------ Provided data
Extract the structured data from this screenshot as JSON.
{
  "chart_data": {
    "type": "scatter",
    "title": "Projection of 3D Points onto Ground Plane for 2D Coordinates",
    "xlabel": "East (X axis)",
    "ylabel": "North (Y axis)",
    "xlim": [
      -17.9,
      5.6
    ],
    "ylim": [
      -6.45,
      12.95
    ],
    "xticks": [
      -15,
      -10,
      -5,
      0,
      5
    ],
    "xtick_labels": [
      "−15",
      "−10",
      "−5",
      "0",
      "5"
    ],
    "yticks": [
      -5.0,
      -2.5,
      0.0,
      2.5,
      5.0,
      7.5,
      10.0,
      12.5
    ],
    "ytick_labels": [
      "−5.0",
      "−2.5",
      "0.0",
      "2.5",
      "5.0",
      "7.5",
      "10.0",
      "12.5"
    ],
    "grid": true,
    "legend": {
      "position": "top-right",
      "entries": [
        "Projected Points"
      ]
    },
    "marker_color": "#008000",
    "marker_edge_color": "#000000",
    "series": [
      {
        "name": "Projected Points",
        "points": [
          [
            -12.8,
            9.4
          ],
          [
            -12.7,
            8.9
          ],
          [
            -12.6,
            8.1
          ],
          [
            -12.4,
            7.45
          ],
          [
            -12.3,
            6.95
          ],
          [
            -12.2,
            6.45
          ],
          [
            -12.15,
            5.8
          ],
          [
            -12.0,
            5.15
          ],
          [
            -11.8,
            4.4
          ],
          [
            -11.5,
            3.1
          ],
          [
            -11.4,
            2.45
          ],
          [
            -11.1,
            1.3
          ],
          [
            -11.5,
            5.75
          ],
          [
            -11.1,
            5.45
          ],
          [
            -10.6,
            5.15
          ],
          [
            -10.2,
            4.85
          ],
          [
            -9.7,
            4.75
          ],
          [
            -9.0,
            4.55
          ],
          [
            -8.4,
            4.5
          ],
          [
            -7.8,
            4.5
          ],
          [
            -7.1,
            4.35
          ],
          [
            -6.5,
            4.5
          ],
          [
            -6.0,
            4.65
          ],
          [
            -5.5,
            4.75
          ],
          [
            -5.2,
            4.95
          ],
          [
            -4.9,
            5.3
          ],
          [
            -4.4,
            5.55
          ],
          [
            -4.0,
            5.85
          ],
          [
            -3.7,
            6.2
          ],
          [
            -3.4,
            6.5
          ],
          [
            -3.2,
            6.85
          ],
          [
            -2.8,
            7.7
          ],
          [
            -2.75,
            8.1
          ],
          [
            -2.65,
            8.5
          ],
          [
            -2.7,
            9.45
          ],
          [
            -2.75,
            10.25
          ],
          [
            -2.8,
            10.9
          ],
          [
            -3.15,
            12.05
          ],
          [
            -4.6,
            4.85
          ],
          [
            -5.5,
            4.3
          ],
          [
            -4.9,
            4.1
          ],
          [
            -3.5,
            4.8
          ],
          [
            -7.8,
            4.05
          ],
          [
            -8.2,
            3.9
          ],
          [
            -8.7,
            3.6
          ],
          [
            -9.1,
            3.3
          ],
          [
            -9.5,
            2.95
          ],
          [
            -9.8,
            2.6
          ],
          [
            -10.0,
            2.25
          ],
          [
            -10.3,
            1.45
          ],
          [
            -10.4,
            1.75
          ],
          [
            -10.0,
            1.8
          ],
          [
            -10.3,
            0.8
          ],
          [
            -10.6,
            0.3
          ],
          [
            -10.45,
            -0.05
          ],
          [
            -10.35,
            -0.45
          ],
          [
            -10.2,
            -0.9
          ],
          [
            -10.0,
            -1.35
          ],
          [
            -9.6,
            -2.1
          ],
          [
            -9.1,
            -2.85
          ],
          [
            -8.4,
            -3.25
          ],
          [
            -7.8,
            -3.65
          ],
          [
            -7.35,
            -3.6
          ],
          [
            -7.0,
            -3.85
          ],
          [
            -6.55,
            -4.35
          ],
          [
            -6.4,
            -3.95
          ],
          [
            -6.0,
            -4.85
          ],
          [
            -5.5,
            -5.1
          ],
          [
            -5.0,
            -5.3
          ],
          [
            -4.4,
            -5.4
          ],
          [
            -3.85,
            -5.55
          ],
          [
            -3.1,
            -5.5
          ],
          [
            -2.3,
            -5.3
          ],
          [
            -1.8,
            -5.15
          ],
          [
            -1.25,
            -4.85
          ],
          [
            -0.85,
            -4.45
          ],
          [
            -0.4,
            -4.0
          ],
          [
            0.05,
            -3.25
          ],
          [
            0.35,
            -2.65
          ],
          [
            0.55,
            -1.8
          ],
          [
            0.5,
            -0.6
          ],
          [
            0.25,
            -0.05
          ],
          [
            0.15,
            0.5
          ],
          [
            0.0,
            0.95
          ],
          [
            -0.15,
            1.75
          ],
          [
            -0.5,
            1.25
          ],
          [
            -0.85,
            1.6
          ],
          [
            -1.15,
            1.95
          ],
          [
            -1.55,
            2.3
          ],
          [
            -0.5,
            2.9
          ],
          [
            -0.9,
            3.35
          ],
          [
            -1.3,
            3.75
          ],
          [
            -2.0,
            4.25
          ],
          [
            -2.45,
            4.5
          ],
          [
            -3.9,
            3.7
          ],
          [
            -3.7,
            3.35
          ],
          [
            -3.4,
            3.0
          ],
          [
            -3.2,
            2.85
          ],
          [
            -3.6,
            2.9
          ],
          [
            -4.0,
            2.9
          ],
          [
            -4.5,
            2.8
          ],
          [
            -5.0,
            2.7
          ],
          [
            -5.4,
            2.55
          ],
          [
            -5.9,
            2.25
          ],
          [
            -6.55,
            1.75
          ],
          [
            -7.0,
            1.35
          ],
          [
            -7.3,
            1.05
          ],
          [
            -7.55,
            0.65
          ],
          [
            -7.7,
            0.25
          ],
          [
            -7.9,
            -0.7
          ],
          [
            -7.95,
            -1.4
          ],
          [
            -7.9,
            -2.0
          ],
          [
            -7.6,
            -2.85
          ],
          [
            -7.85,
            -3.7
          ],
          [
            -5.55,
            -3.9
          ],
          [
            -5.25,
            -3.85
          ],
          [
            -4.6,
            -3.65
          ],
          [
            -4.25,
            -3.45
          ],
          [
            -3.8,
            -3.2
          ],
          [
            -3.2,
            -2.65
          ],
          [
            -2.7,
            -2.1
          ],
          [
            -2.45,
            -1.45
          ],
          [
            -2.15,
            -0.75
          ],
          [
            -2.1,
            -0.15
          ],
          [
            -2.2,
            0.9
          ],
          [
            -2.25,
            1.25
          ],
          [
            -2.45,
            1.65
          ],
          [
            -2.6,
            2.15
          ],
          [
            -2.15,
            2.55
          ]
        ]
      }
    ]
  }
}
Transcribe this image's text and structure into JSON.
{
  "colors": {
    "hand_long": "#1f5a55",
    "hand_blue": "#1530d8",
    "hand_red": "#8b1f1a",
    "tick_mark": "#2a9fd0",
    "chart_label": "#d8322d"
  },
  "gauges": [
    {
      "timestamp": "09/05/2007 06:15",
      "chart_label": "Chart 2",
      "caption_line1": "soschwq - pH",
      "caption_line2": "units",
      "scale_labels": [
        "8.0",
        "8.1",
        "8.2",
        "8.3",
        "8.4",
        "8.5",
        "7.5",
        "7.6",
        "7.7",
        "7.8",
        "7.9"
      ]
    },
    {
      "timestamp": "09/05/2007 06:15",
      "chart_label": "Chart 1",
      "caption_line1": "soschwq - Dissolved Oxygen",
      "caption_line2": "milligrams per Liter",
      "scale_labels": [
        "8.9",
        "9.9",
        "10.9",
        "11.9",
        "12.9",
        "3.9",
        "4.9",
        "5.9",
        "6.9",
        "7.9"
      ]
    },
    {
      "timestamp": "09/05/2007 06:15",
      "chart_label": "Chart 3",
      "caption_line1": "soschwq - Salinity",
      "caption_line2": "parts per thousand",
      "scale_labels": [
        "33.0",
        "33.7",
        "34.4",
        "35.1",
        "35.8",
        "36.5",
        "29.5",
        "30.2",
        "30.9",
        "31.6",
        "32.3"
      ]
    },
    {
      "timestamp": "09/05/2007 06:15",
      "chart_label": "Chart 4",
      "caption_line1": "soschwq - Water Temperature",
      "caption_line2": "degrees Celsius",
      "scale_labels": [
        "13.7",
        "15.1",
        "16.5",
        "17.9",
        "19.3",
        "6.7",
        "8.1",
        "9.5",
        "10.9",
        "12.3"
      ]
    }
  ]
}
------------
**Set exercise**
Scan the material above. Extract every line in which the word "Projected" occurs.

**Result of this exercise**
        "Projected Points"
        "name": "Projected Points",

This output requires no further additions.